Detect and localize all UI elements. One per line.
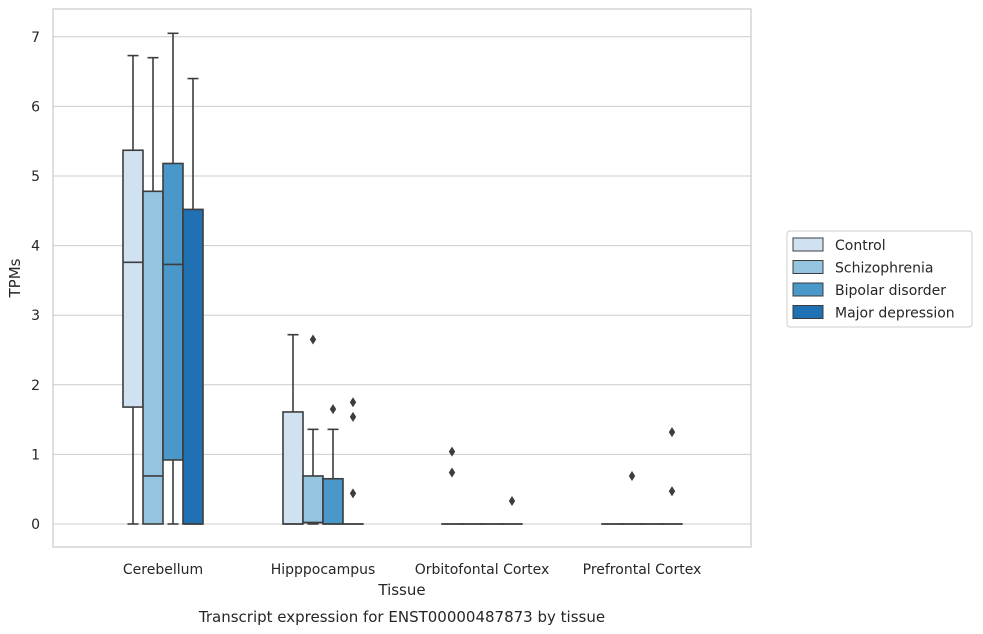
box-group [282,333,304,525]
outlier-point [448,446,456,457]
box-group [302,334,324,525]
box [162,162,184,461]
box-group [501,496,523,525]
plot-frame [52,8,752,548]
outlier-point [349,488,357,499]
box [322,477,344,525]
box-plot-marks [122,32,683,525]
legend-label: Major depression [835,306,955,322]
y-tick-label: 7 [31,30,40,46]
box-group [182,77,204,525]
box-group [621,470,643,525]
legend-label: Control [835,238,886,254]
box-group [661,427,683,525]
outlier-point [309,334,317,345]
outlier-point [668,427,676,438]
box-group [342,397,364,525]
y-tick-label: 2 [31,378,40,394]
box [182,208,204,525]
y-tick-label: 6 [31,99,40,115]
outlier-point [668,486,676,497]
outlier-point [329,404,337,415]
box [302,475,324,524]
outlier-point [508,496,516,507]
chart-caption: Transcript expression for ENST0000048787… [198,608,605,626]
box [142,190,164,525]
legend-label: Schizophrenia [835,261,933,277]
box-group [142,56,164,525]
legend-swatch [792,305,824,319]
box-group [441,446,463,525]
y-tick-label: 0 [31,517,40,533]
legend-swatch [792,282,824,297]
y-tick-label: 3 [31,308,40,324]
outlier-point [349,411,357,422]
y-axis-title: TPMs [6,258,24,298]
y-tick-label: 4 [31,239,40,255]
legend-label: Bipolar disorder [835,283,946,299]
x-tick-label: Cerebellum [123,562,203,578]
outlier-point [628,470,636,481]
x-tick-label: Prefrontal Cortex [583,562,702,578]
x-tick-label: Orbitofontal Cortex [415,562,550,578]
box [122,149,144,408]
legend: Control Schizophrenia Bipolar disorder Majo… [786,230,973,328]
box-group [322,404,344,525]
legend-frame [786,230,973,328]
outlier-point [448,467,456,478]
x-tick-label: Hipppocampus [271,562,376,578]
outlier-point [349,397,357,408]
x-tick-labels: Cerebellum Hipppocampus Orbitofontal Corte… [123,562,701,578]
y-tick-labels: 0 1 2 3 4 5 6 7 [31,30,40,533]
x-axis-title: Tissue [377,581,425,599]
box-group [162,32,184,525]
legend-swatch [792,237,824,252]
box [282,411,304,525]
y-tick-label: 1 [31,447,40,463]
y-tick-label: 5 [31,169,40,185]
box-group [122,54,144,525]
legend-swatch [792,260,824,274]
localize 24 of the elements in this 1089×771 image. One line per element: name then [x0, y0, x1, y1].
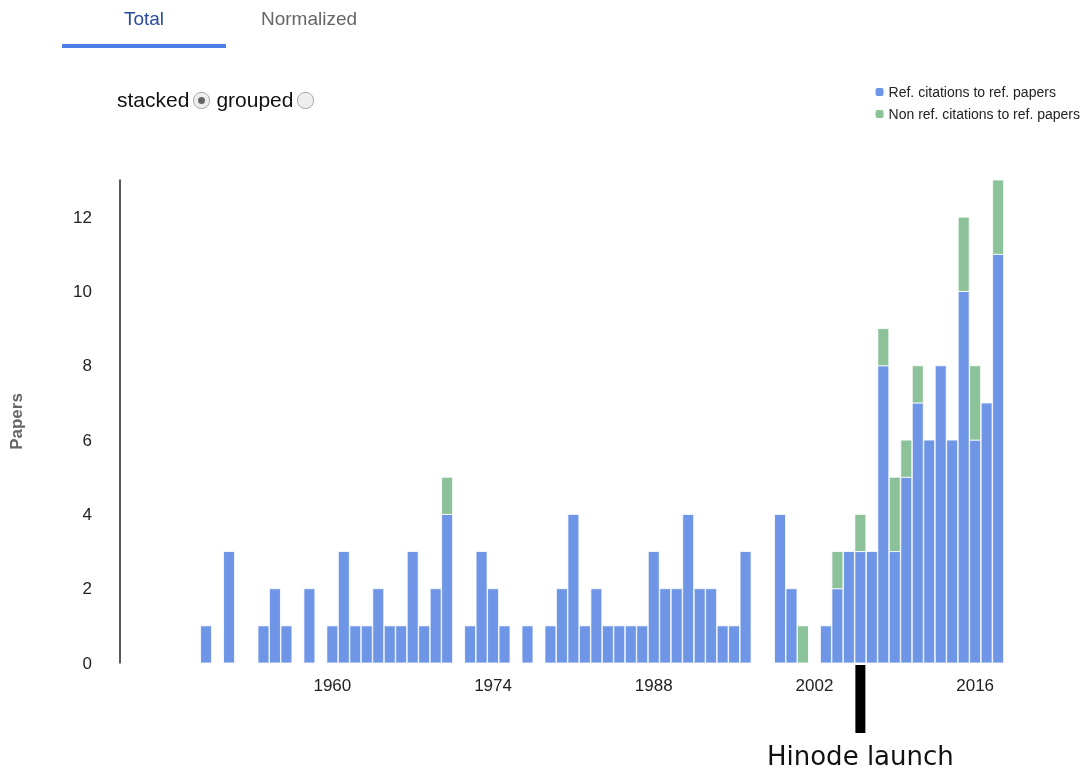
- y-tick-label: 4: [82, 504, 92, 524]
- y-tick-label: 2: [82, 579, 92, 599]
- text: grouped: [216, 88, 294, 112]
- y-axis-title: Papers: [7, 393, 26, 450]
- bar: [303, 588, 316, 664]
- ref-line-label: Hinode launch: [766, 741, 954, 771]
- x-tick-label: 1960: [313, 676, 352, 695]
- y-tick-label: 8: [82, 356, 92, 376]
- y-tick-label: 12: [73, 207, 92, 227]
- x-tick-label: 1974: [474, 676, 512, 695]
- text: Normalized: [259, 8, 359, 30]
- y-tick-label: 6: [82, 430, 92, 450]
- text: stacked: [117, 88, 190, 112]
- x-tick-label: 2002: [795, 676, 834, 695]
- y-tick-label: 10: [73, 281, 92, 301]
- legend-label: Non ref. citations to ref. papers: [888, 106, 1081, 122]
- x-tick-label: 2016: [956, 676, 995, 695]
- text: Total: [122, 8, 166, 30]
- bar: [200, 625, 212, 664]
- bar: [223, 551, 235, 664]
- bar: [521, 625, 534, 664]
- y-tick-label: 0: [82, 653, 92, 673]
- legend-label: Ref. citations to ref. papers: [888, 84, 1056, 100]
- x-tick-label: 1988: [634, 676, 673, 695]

*Your instructions*
State how many lines in the data above contain the string "disorder". Reply with the number alone.

*Result of the task*
2